[Recorded data]

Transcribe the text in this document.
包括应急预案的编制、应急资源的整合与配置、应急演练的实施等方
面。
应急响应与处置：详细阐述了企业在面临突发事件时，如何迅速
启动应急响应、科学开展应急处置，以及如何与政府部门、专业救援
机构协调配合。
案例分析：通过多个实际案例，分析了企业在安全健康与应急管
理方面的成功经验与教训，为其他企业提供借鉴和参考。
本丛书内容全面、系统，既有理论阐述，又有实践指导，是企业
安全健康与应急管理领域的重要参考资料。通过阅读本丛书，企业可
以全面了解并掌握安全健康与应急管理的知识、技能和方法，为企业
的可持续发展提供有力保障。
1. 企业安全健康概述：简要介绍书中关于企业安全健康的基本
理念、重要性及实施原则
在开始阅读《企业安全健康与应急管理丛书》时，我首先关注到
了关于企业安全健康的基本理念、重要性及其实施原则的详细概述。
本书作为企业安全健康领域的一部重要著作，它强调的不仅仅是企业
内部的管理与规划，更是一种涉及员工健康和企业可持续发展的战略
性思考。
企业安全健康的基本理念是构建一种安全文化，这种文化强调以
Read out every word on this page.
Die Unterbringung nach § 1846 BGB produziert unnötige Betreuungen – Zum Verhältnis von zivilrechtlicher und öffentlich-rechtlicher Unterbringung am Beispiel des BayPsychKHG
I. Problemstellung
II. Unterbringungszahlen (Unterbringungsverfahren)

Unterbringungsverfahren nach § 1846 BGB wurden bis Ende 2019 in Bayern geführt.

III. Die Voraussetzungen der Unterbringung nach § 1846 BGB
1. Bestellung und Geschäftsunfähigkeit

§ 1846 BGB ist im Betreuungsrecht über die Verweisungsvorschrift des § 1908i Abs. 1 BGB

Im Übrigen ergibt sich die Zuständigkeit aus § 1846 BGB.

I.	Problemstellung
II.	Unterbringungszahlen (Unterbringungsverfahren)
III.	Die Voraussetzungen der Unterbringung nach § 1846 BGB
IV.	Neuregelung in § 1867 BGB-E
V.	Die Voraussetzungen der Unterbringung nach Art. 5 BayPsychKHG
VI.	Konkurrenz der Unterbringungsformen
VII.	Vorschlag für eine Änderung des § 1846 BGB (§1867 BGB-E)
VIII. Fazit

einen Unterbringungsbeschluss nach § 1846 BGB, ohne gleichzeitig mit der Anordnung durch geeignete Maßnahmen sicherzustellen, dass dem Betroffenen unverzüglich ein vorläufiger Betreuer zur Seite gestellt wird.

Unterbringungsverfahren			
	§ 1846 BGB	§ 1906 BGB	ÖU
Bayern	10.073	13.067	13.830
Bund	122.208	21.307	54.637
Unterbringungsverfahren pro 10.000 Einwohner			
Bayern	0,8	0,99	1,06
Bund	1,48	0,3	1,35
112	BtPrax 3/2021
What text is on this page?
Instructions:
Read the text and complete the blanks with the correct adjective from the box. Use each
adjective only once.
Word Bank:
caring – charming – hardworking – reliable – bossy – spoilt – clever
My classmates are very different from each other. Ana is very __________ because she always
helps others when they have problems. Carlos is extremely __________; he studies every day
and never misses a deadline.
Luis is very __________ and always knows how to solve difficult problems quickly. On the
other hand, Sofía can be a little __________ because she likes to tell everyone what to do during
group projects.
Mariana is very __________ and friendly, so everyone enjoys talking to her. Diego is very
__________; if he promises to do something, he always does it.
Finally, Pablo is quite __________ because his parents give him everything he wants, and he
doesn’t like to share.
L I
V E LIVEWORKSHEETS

[WHAT IS REQUIRED] Repeat the whole listing exactly, keeping every line intact.

[RESPONSE TO THIS TASK]
Transcribe the text in this document.
包括应急预案的编制、应急资源的整合与配置、应急演练的实施等方
面。
应急响应与处置：详细阐述了企业在面临突发事件时，如何迅速
启动应急响应、科学开展应急处置，以及如何与政府部门、专业救援
机构协调配合。
案例分析：通过多个实际案例，分析了企业在安全健康与应急管
理方面的成功经验与教训，为其他企业提供借鉴和参考。
本丛书内容全面、系统，既有理论阐述，又有实践指导，是企业
安全健康与应急管理领域的重要参考资料。通过阅读本丛书，企业可
以全面了解并掌握安全健康与应急管理的知识、技能和方法，为企业
的可持续发展提供有力保障。
1. 企业安全健康概述：简要介绍书中关于企业安全健康的基本
理念、重要性及实施原则
在开始阅读《企业安全健康与应急管理丛书》时，我首先关注到
了关于企业安全健康的基本理念、重要性及其实施原则的详细概述。
本书作为企业安全健康领域的一部重要著作，它强调的不仅仅是企业
内部的管理与规划，更是一种涉及员工健康和企业可持续发展的战略
性思考。
企业安全健康的基本理念是构建一种安全文化，这种文化强调以
Read out every word on this page.
Die Unterbringung nach § 1846 BGB produziert unnötige Betreuungen – Zum Verhältnis von zivilrechtlicher und öffentlich-rechtlicher Unterbringung am Beispiel des BayPsychKHG
I. Problemstellung
II. Unterbringungszahlen (Unterbringungsverfahren)

Unterbringungsverfahren nach § 1846 BGB wurden bis Ende 2019 in Bayern geführt.

III. Die Voraussetzungen der Unterbringung nach § 1846 BGB
1. Bestellung und Geschäftsunfähigkeit

§ 1846 BGB ist im Betreuungsrecht über die Verweisungsvorschrift des § 1908i Abs. 1 BGB

Im Übrigen ergibt sich die Zuständigkeit aus § 1846 BGB.

I.	Problemstellung
II.	Unterbringungszahlen (Unterbringungsverfahren)
III.	Die Voraussetzungen der Unterbringung nach § 1846 BGB
IV.	Neuregelung in § 1867 BGB-E
V.	Die Voraussetzungen der Unterbringung nach Art. 5 BayPsychKHG
VI.	Konkurrenz der Unterbringungsformen
VII.	Vorschlag für eine Änderung des § 1846 BGB (§1867 BGB-E)
VIII. Fazit

einen Unterbringungsbeschluss nach § 1846 BGB, ohne gleichzeitig mit der Anordnung durch geeignete Maßnahmen sicherzustellen, dass dem Betroffenen unverzüglich ein vorläufiger Betreuer zur Seite gestellt wird.

Unterbringungsverfahren			
	§ 1846 BGB	§ 1906 BGB	ÖU
Bayern	10.073	13.067	13.830
Bund	122.208	21.307	54.637
Unterbringungsverfahren pro 10.000 Einwohner			
Bayern	0,8	0,99	1,06
Bund	1,48	0,3	1,35
112	BtPrax 3/2021
What text is on this page?
Instructions:
Read the text and complete the blanks with the correct adjective from the box. Use each
adjective only once.
Word Bank:
caring – charming – hardworking – reliable – bossy – spoilt – clever
My classmates are very different from each other. Ana is very __________ because she always
helps others when they have problems. Carlos is extremely __________; he studies every day
and never misses a deadline.
Luis is very __________ and always knows how to solve difficult problems quickly. On the
other hand, Sofía can be a little __________ because she likes to tell everyone what to do during
group projects.
Mariana is very __________ and friendly, so everyone enjoys talking to her. Diego is very
__________; if he promises to do something, he always does it.
Finally, Pablo is quite __________ because his parents give him everything he wants, and he
doesn’t like to share.
L I
V E LIVEWORKSHEETS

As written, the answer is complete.